== Votre objectif ==
Recopiez en entier, sans rien changer, l'extrait sur les livreurs des plateformes de livraison à domicile.

== Extrait à lire ==

· · · · ·

Pourtant, la majorité des plateformes de livraisons à domicile assurent que les livreurs disposent d’une assurance maladie ainsi que d’autres avantages sociaux. «Nos livreurs sont des auto-entrepreneurs qui sont soumis tout de même à des règles internes telles que le respect des clients et le port de vêtements appropriés durant leurs services. En cas de soucis, ils se rendent dans notre centre pour être assistés de la meilleure des manières. En ce qui concerne les avantages sociaux, tous nos livreurs bénéficient d'une assurance maladie ainsi que d’une assurance en cas d’accident ou de vol, un congé de maternité ou de paternité, une prime de fidélité et un accès gratuit à des cours en ligne selon leurs intérêts», nous déclare Chaymaa Sabiri, directrice des opérations au sein de Glovo. Des propos en totale contradiction avec les différents témoignages des livreurs que nous avons interrogés. Qui croire ?

· · · · ·

== Données fournies ==
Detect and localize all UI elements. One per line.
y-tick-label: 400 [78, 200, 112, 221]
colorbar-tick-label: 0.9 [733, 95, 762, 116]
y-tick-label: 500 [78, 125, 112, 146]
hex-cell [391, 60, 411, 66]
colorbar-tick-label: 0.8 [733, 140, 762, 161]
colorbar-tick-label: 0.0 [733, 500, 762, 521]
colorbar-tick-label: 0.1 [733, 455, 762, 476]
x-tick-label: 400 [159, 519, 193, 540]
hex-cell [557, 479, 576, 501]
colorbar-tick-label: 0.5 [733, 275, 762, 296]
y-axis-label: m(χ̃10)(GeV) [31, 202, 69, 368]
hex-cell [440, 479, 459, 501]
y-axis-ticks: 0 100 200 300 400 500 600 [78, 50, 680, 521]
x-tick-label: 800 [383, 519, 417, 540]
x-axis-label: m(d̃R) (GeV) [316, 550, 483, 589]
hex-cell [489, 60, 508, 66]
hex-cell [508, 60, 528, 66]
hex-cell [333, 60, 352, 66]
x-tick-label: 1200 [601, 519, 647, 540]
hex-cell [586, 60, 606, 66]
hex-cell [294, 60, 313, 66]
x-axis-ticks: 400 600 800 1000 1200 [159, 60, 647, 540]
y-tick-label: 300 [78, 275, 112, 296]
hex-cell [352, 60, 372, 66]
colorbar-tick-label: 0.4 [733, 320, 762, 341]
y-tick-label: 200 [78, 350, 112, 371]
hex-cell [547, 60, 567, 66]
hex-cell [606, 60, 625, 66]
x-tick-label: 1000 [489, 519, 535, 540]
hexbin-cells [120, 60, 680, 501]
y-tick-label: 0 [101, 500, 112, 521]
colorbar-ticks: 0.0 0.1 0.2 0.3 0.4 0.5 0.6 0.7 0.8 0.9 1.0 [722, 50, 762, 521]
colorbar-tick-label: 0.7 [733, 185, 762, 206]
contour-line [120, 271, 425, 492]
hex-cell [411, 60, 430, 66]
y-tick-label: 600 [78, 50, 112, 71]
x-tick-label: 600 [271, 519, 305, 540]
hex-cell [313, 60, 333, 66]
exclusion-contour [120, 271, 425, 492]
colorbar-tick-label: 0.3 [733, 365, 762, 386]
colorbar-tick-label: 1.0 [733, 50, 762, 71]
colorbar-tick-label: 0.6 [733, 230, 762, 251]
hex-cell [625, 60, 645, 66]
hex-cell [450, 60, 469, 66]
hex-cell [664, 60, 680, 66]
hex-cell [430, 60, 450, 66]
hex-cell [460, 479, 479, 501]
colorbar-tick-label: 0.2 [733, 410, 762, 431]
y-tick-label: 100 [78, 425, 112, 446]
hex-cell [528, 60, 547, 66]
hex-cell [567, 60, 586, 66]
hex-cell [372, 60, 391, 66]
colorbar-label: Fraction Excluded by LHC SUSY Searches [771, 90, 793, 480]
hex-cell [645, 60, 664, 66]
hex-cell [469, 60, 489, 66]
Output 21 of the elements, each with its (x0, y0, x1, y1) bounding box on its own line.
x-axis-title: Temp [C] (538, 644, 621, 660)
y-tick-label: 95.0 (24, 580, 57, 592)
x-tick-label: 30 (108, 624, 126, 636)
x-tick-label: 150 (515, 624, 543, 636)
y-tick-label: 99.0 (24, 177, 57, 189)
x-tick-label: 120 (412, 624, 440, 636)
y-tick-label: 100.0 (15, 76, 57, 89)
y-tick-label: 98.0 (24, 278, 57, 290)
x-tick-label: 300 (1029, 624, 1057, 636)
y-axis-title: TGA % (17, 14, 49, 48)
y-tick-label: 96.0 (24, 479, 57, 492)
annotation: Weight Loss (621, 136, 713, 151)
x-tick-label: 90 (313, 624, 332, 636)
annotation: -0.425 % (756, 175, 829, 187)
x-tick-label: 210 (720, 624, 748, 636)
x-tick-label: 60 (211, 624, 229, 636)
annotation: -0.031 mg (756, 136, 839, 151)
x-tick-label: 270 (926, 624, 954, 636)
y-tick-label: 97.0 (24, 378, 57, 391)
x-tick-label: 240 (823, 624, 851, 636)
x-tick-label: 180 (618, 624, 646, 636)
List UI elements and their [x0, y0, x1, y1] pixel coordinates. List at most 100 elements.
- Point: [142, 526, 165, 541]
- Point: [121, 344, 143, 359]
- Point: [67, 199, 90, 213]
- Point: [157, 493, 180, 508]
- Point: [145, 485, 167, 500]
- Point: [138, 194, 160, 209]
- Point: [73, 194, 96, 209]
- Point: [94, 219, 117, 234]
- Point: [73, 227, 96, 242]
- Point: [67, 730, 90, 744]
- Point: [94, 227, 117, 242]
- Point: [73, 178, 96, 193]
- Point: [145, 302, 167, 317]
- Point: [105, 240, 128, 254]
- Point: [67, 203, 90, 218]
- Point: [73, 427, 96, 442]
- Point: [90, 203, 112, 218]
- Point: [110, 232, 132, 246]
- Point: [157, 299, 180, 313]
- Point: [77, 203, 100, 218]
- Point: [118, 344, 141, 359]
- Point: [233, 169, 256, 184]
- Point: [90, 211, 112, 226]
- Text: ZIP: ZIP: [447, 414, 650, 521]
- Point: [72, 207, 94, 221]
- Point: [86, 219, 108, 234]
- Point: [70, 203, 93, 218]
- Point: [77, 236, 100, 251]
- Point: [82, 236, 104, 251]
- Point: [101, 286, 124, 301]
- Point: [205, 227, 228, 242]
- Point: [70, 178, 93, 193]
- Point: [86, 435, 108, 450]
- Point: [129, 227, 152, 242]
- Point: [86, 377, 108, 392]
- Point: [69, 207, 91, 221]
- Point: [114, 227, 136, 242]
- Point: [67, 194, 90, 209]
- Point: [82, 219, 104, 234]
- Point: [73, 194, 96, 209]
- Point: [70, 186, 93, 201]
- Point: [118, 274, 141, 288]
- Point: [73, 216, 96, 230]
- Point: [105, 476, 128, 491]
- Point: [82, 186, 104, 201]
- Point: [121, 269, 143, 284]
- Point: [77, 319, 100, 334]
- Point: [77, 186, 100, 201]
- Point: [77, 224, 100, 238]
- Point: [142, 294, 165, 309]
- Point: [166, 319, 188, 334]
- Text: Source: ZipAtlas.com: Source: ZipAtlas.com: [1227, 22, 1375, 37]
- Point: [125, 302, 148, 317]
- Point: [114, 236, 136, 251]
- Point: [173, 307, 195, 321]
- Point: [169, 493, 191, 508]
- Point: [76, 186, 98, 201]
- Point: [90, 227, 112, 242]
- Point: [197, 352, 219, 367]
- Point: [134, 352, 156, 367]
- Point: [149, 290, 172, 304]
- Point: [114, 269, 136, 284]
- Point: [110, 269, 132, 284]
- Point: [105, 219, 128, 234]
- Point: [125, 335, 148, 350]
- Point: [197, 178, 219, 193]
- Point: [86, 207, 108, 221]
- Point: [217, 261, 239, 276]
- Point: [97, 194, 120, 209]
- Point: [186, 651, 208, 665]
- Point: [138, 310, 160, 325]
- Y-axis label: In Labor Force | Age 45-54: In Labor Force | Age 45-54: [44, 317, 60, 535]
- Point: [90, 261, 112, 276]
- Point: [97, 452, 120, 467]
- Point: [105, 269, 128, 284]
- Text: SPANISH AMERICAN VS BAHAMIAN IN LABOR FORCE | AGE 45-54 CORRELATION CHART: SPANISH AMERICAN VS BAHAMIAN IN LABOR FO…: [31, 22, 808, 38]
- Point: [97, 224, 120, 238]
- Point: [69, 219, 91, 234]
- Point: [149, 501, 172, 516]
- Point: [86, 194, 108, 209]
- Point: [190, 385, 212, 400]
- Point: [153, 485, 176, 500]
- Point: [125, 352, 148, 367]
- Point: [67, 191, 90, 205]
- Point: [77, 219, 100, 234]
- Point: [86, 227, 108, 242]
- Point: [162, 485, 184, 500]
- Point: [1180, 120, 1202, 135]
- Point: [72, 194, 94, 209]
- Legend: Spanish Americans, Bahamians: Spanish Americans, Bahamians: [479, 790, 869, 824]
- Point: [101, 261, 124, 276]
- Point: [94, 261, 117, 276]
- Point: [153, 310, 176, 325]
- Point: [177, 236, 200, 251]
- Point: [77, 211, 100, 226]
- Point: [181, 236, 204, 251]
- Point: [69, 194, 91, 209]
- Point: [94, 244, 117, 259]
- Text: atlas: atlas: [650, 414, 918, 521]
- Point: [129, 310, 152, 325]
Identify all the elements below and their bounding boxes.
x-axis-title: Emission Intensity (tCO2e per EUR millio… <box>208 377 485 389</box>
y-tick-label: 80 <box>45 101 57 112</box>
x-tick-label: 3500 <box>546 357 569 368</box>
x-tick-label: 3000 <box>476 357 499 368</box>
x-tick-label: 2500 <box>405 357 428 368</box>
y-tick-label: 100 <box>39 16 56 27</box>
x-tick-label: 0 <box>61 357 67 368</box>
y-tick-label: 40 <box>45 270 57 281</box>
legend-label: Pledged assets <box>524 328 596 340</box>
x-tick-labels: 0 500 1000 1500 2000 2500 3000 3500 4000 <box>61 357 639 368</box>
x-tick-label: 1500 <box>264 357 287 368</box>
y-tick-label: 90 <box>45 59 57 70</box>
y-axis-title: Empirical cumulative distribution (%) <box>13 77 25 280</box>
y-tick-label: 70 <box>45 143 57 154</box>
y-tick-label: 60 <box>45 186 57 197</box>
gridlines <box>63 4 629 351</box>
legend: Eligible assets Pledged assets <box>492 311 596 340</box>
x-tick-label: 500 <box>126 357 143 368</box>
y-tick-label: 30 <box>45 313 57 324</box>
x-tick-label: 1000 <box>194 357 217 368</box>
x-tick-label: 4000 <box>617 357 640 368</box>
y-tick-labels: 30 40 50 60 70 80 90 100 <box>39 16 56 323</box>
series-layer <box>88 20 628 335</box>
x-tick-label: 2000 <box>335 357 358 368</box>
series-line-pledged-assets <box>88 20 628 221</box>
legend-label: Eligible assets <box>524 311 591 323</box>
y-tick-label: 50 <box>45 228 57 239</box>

· · · · ·

== Réponse ==
Pourtant, la majorité des plateformes de livraisons à domicile assurent que les livreurs disposent d’une assurance maladie ainsi que d’autres avantages sociaux. «Nos livreurs sont des auto-entrepreneurs qui sont soumis tout de même à des règles internes telles que le respect des clients et le port de vêtements appropriés durant leurs services. En cas de soucis, ils se rendent dans notre centre pour être assistés de la meilleure des manières. En ce qui concerne les avantages sociaux, tous nos livreurs bénéficient d'une assurance maladie ainsi que d’une assurance en cas d’accident ou de vol, un congé de maternité ou de paternité, une prime de fidélité et un accès gratuit à des cours en ligne selon leurs intérêts», nous déclare Chaymaa Sabiri, directrice des opérations au sein de Glovo. Des propos en totale contradiction avec les différents témoignages des livreurs que nous avons interrogés. Qui croire ?